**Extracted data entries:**
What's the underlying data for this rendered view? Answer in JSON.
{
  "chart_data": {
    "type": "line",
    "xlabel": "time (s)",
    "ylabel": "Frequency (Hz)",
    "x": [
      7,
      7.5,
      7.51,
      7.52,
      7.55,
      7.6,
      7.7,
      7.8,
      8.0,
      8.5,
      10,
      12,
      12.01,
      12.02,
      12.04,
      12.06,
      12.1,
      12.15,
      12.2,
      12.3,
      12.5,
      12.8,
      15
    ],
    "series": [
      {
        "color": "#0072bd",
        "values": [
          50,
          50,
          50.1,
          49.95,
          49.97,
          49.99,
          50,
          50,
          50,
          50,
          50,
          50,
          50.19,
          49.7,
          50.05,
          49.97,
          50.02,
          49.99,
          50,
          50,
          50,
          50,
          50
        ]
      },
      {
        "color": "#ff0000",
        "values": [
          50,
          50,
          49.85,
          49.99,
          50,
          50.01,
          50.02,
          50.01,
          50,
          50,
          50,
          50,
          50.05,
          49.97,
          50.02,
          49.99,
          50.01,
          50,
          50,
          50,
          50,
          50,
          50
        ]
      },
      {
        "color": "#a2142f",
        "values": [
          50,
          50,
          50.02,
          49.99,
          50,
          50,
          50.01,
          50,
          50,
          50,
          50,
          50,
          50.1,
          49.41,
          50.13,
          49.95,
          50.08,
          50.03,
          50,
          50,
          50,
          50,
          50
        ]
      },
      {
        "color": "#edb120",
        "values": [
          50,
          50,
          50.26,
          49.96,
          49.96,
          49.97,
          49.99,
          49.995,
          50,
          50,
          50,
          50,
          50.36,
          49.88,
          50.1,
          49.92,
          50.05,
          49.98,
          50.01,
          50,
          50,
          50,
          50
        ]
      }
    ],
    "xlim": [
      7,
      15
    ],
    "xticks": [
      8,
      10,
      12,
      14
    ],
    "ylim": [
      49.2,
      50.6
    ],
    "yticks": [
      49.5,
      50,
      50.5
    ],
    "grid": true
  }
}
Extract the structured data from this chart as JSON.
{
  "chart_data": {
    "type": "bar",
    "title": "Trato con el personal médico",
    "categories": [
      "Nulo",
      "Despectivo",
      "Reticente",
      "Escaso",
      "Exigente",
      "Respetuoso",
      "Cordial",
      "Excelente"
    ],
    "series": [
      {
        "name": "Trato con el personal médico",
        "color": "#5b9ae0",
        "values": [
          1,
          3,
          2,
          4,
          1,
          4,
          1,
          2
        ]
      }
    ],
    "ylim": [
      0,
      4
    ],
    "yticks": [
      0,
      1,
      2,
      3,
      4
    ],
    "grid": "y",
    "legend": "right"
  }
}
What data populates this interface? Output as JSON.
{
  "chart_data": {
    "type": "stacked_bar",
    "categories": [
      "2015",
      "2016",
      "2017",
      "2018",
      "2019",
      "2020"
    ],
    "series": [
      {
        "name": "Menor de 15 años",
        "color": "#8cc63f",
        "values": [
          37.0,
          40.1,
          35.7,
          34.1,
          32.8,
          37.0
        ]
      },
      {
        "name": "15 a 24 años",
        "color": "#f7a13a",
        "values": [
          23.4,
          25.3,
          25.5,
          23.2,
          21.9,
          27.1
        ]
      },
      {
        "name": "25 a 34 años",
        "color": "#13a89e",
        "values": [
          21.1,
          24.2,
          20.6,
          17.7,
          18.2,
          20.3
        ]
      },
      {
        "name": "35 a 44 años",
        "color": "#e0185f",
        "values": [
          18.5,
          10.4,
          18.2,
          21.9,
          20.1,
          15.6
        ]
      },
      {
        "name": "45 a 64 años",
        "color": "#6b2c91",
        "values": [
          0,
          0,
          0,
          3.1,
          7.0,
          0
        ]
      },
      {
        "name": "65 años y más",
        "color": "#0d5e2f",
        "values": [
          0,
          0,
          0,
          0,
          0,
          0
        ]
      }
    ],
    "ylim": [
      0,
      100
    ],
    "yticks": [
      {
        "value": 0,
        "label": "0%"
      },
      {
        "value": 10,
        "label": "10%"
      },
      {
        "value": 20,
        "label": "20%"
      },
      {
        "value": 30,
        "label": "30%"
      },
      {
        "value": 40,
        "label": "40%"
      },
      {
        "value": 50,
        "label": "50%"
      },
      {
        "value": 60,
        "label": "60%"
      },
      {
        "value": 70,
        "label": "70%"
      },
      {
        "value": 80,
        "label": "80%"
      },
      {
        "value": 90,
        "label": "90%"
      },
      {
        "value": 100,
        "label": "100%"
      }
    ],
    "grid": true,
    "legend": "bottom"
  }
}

**EXERCISE:** Reproduce all of the data exactly as given.

**EXPECTED ANSWER:**
What's the underlying data for this rendered view? Answer in JSON.
{
  "chart_data": {
    "type": "line",
    "xlabel": "time (s)",
    "ylabel": "Frequency (Hz)",
    "x": [
      7,
      7.5,
      7.51,
      7.52,
      7.55,
      7.6,
      7.7,
      7.8,
      8.0,
      8.5,
      10,
      12,
      12.01,
      12.02,
      12.04,
      12.06,
      12.1,
      12.15,
      12.2,
      12.3,
      12.5,
      12.8,
      15
    ],
    "series": [
      {
        "color": "#0072bd",
        "values": [
          50,
          50,
          50.1,
          49.95,
          49.97,
          49.99,
          50,
          50,
          50,
          50,
          50,
          50,
          50.19,
          49.7,
          50.05,
          49.97,
          50.02,
          49.99,
          50,
          50,
          50,
          50,
          50
        ]
      },
      {
        "color": "#ff0000",
        "values": [
          50,
          50,
          49.85,
          49.99,
          50,
          50.01,
          50.02,
          50.01,
          50,
          50,
          50,
          50,
          50.05,
          49.97,
          50.02,
          49.99,
          50.01,
          50,
          50,
          50,
          50,
          50,
          50
        ]
      },
      {
        "color": "#a2142f",
        "values": [
          50,
          50,
          50.02,
          49.99,
          50,
          50,
          50.01,
          50,
          50,
          50,
          50,
          50,
          50.1,
          49.41,
          50.13,
          49.95,
          50.08,
          50.03,
          50,
          50,
          50,
          50,
          50
        ]
      },
      {
        "color": "#edb120",
        "values": [
          50,
          50,
          50.26,
          49.96,
          49.96,
          49.97,
          49.99,
          49.995,
          50,
          50,
          50,
          50,
          50.36,
          49.88,
          50.1,
          49.92,
          50.05,
          49.98,
          50.01,
          50,
          50,
          50,
          50
        ]
      }
    ],
    "xlim": [
      7,
      15
    ],
    "xticks": [
      8,
      10,
      12,
      14
    ],
    "ylim": [
      49.2,
      50.6
    ],
    "yticks": [
      49.5,
      50,
      50.5
    ],
    "grid": true
  }
}
Extract the structured data from this chart as JSON.
{
  "chart_data": {
    "type": "bar",
    "title": "Trato con el personal médico",
    "categories": [
      "Nulo",
      "Despectivo",
      "Reticente",
      "Escaso",
      "Exigente",
      "Respetuoso",
      "Cordial",
      "Excelente"
    ],
    "series": [
      {
        "name": "Trato con el personal médico",
        "color": "#5b9ae0",
        "values": [
          1,
          3,
          2,
          4,
          1,
          4,
          1,
          2
        ]
      }
    ],
    "ylim": [
      0,
      4
    ],
    "yticks": [
      0,
      1,
      2,
      3,
      4
    ],
    "grid": "y",
    "legend": "right"
  }
}
What data populates this interface? Output as JSON.
{
  "chart_data": {
    "type": "stacked_bar",
    "categories": [
      "2015",
      "2016",
      "2017",
      "2018",
      "2019",
      "2020"
    ],
    "series": [
      {
        "name": "Menor de 15 años",
        "color": "#8cc63f",
        "values": [
          37.0,
          40.1,
          35.7,
          34.1,
          32.8,
          37.0
        ]
      },
      {
        "name": "15 a 24 años",
        "color": "#f7a13a",
        "values": [
          23.4,
          25.3,
          25.5,
          23.2,
          21.9,
          27.1
        ]
      },
      {
        "name": "25 a 34 años",
        "color": "#13a89e",
        "values": [
          21.1,
          24.2,
          20.6,
          17.7,
          18.2,
          20.3
        ]
      },
      {
        "name": "35 a 44 años",
        "color": "#e0185f",
        "values": [
          18.5,
          10.4,
          18.2,
          21.9,
          20.1,
          15.6
        ]
      },
      {
        "name": "45 a 64 años",
        "color": "#6b2c91",
        "values": [
          0,
          0,
          0,
          3.1,
          7.0,
          0
        ]
      },
      {
        "name": "65 años y más",
        "color": "#0d5e2f",
        "values": [
          0,
          0,
          0,
          0,
          0,
          0
        ]
      }
    ],
    "ylim": [
      0,
      100
    ],
    "yticks": [
      {
        "value": 0,
        "label": "0%"
      },
      {
        "value": 10,
        "label": "10%"
      },
      {
        "value": 20,
        "label": "20%"
      },
      {
        "value": 30,
        "label": "30%"
      },
      {
        "value": 40,
        "label": "40%"
      },
      {
        "value": 50,
        "label": "50%"
      },
      {
        "value": 60,
        "label": "60%"
      },
      {
        "value": 70,
        "label": "70%"
      },
      {
        "value": 80,
        "label": "80%"
      },
      {
        "value": 90,
        "label": "90%"
      },
      {
        "value": 100,
        "label": "100%"
      }
    ],
    "grid": true,
    "legend": "bottom"
  }
}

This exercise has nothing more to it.